Declan Joseph O'Scanlon Jr. (born June 9, 1963) is an American politician who has served in the New Jersey Senate since 2018, representing the 13th Legislative District. A member of the Republican Party, he previously served in the New Jersey General Assembly from 2012 to 2018. Prior to the 2011 redistricting, O'Scanlon represented the 12th Legislative District in the Assembly from 2008 to 2012.

Early life 
O'Scanlon was born in Marlboro Township and resides in Little Silver. He served on the Little Silver Borough Council from 1994 to 2007 and also served as the borough's police commissioner. O'Scanlon graduated with dual bachelor's degrees from Monmouth University (a BA and a BS), majoring in Psychology and Finance. He is the chief executive officer of FSD Enterprises LLC of Red Bank. The company is a wireless telecommunications consulting and public relations firm he founded in 1995. FSD specializes in helping bring together elected officials and wireless industry representatives to promote mutually agreeable solutions to wireless infrastructure siting. FSD's areas of expertise include municipal wireless ordinance construction, current wireless technology and future trends and municipal bidding for wireless infrastructure locations.

New Jersey Assembly 
Running together with Jennifer Beck, O'Scanlon lost the very close Assembly election held on November 8, 2005. As of December 6, 2005, Beck was declared winner of one of the seats, and was the top vote getter in the District with 31,421 votes. Freshman Democratic Assemblyman Michael J. Panter won re-election with 30,473 votes, narrowly edging O'Scanlon, who had 30,400 votes, just 73 fewer than Panter. One-term incumbent Robert Lewis Morgan lost his bid for re-election, coming in fourth with 30,257 votes. In a partial rematch of 2005, O'Scanlon and his Republican running mate Caroline Casagrande defeated incumbent Panter and future Monmouth County Freeholder Amy Mallet in the 2007 General Assembly election. O'Scanlon and Casagrande received 25.6% and 25.5% of the vote respectively while Panter and Mallet got 25.0% and 23.9% respectively. O'Scanlon is known for advocating the improvement for drivers who travel on the state's roads. He was staunchly opposed to the state's red light camera program and has proposed legislation to increase fines for those caught misusing passing lanes, increasing the state's speed limit, and removing the state ban on self-service gas stations.

New Jersey Senate 
After incumbent District 13 Senator Joe Kyrillos announced he would not seek re-election for 2017, O'Scanlon was nominated by the Republicans to succeed him in the general election. O'Scanlon was initially to face fellow Assembly member Amy Handlin for Kyrillos' seat in the Republican primary, but Handlin ultimately dropped her bid. He subsequently won the seat in the 2017 election, defeating Democratic candidate Sean Byrnes by a 34,782 to 28,353 margin, and began serving in the Senate in 2018. O'Scanlon was succeeded in the Assembly by Republican Serena DiMaso.
···
# WHAT IS ASKED:
[A] For each statement, answer yes or no according to the O'Scanlon biography, and quote the words from it that decide the answer: (i) O'Scanlon founded FSD Enterprises in 1995. (ii) O'Scanlon won the Assembly election held on November 8, 2005. (iii) Amy Handlin ran against O'Scanlon in the Republican primary for the Senate seat.
[B] Copy word for word the stretch of the O'Scanlon biography from "Declan Joseph O'Scanlon" through "2008 to 2012.".
Base every answer on the O'Scanlon biography alone.

# DATASET:
···
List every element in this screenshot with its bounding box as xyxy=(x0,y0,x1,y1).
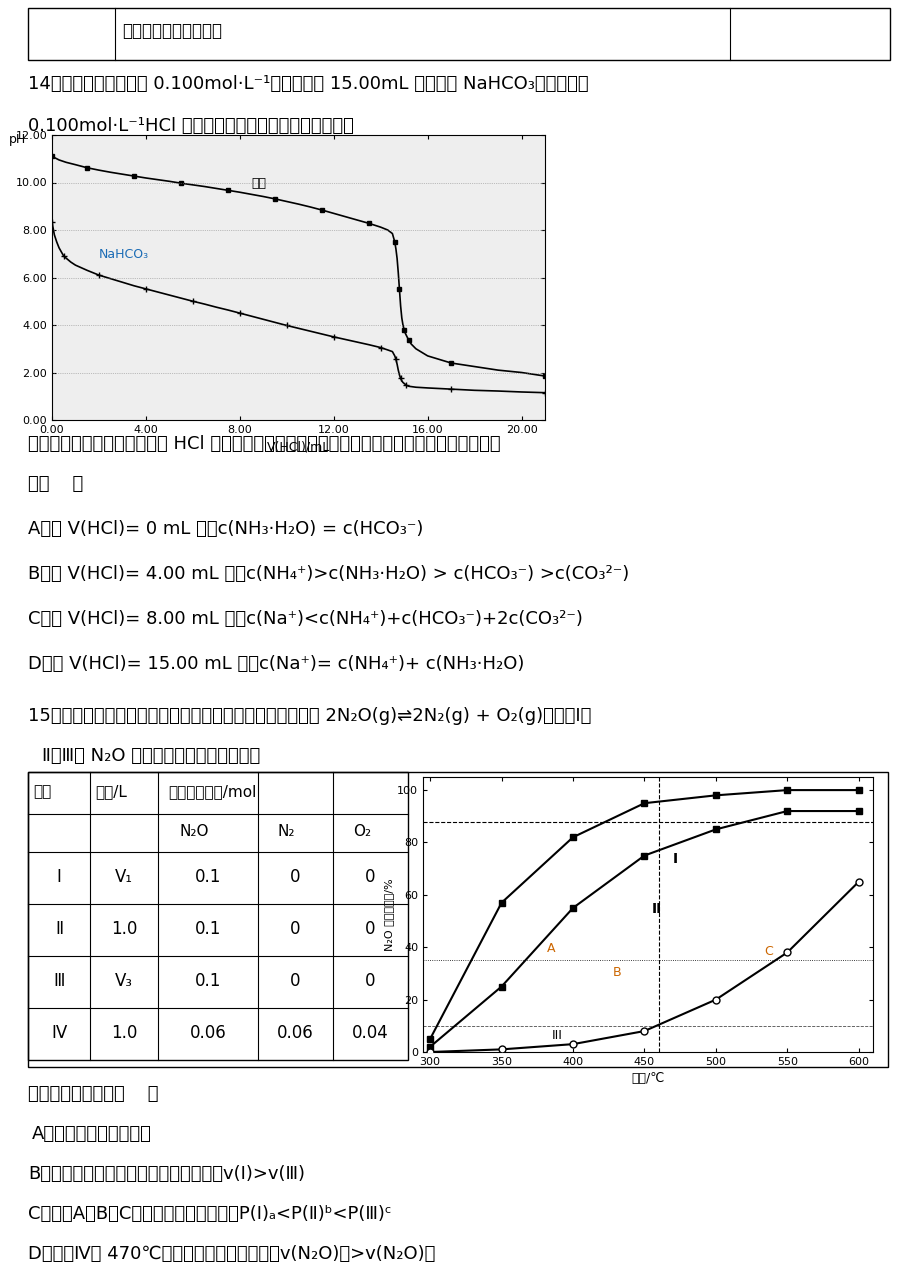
···
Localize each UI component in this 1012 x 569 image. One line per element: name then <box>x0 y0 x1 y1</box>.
···
# ANSWER SET:
[A]
(i) Yes: "a wireless telecommunications consulting and public relations firm he founded in 1995"
(ii) No: "O'Scanlon lost the very close Assembly election held on November 8, 2005."
(iii) No: "Handlin ultimately dropped her bid."

[B]
Declan Joseph O'Scanlon Jr. (born June 9, 1963) is an American politician who has served in the New Jersey Senate since 2018, representing the 13th Legislative District. A member of the Republican Party, he previously served in the New Jersey General Assembly from 2012 to 2018. Prior to the 2011 redistricting, O'Scanlon represented the 12th Legislative District in the Assembly from 2008 to 2012.